* _Exercise_: Records follow. Copy every line with "document".

(Stored data)
— BEGIN —

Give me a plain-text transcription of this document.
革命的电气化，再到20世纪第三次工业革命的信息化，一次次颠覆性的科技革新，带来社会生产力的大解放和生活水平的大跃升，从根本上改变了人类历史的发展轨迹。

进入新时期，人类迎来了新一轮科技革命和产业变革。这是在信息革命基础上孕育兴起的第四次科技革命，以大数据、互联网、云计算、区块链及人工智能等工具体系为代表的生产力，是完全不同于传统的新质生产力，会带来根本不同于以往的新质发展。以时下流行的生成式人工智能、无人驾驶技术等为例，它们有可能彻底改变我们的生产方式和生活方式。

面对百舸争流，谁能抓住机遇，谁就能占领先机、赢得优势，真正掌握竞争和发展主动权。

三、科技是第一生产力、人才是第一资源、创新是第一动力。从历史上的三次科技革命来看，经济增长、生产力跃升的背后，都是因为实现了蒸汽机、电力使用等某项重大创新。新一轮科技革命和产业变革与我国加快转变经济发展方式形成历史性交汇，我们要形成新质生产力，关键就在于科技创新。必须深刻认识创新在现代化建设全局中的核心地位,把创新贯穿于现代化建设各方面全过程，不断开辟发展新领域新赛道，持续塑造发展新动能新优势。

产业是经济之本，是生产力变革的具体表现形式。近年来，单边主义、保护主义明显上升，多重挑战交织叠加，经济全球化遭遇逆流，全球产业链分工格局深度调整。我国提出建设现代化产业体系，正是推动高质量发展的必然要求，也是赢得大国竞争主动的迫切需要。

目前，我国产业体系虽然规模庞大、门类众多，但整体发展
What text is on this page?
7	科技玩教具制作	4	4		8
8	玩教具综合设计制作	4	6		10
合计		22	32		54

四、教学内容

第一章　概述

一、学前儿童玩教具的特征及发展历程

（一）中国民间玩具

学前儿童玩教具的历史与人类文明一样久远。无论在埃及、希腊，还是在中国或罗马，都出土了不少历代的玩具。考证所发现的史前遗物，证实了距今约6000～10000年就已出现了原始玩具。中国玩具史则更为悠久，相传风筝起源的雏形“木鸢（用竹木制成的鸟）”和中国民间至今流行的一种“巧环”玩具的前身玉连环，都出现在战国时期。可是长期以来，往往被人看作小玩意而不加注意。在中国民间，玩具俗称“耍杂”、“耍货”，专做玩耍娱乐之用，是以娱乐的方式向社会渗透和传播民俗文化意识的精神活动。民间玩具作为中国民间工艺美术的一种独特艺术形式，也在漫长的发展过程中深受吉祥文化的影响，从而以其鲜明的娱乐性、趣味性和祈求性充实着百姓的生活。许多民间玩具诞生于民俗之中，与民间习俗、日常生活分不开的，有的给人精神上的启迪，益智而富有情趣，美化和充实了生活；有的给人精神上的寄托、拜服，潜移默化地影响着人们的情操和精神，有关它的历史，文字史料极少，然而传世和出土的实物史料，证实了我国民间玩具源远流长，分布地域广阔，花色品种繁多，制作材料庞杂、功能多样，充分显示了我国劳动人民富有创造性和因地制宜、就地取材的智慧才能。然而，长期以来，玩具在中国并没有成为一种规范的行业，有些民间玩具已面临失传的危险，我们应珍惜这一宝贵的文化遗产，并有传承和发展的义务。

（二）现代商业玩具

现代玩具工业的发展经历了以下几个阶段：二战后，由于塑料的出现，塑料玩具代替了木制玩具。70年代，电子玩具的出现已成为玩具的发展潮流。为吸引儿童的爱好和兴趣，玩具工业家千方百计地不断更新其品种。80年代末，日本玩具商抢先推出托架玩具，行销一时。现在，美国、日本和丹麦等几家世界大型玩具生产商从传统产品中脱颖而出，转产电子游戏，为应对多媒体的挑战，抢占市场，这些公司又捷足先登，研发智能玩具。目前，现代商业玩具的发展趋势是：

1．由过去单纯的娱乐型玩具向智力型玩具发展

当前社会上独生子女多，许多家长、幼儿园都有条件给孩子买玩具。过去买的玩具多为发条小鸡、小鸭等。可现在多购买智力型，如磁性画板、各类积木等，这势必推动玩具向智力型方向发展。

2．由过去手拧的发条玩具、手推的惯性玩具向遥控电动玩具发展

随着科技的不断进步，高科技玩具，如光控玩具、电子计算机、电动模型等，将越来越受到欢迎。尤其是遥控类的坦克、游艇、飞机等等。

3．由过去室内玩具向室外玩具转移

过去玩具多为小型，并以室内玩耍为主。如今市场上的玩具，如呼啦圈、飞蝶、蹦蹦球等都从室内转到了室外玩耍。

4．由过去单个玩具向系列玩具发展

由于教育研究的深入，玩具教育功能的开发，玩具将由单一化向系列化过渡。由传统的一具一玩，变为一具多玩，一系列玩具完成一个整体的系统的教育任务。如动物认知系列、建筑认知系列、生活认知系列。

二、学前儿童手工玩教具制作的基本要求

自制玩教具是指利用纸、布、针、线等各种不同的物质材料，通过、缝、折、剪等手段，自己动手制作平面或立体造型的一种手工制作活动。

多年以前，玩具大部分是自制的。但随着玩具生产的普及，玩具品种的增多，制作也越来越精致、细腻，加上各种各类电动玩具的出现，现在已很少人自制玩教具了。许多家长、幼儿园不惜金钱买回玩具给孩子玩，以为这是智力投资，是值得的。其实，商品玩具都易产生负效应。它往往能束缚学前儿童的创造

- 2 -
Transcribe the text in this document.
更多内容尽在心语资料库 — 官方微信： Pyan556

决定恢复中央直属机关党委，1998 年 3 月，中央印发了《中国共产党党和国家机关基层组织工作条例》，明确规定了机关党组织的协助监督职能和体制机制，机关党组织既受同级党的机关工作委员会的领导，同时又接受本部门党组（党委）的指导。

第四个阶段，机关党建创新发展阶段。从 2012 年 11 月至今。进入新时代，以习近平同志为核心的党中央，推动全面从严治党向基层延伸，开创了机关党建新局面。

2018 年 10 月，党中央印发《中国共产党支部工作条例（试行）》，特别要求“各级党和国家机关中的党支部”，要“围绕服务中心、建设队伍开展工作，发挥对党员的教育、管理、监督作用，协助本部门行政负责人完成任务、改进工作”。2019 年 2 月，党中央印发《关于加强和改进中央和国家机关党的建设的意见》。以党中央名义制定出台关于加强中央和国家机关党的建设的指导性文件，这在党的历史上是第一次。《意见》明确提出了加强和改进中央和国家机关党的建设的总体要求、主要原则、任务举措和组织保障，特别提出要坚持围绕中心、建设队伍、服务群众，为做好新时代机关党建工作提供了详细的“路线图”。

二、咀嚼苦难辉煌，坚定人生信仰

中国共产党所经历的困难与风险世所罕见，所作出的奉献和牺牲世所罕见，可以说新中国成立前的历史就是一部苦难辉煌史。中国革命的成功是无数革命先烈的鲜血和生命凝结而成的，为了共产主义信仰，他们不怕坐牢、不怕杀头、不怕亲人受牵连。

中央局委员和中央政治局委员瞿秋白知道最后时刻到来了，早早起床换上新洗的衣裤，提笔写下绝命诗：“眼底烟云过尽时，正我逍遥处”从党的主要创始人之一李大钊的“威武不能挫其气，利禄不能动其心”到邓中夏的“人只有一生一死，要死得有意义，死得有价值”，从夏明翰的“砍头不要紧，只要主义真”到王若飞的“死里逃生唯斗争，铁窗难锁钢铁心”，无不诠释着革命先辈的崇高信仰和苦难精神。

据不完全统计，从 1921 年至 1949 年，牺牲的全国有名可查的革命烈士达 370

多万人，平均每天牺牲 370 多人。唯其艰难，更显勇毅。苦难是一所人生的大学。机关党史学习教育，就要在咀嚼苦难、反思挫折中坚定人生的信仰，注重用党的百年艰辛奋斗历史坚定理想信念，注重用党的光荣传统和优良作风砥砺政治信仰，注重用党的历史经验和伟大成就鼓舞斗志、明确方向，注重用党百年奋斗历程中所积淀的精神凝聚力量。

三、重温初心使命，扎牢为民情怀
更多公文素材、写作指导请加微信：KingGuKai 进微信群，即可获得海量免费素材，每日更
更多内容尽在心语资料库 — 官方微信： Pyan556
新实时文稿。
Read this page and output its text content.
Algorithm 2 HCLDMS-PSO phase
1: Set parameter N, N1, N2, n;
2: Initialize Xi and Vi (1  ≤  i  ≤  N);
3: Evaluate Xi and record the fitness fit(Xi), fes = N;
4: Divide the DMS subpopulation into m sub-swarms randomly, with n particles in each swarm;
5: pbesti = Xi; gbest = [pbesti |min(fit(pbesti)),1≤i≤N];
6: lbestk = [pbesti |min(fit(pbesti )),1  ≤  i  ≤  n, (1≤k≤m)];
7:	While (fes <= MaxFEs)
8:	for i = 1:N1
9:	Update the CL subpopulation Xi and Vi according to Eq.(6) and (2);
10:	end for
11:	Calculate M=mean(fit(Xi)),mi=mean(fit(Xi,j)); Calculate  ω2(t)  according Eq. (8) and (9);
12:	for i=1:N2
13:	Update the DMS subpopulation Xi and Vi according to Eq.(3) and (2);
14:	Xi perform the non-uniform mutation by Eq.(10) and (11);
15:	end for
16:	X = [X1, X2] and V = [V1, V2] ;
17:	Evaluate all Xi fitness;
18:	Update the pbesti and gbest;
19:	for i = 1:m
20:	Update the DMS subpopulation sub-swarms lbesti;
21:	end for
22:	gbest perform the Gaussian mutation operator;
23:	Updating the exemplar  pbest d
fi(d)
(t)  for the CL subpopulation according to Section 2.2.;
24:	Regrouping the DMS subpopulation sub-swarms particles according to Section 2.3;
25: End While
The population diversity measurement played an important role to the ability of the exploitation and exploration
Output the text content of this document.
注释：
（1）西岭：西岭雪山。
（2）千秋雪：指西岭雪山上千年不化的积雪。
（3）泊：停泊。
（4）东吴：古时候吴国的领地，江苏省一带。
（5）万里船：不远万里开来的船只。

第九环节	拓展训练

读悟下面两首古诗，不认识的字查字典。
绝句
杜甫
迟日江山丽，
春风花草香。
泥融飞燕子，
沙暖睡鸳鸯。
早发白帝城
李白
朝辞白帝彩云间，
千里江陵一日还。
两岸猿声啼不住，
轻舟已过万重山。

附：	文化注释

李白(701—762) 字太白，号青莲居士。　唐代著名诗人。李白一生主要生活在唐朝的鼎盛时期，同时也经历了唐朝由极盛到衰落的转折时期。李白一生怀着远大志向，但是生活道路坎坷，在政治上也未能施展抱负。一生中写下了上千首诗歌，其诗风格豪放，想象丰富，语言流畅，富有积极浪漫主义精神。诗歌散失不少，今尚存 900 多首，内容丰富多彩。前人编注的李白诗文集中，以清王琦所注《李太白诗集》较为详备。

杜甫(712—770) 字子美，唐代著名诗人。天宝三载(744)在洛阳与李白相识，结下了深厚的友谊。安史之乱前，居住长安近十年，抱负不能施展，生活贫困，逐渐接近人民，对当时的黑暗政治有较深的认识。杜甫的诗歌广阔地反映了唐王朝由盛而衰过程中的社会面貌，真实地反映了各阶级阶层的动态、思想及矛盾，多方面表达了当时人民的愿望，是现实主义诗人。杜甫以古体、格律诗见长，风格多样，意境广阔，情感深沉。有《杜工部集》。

— END —

* _Answer for the task_:
Give me a plain-text transcription of this document.
Transcribe the text in this document.
Output the text content of this document.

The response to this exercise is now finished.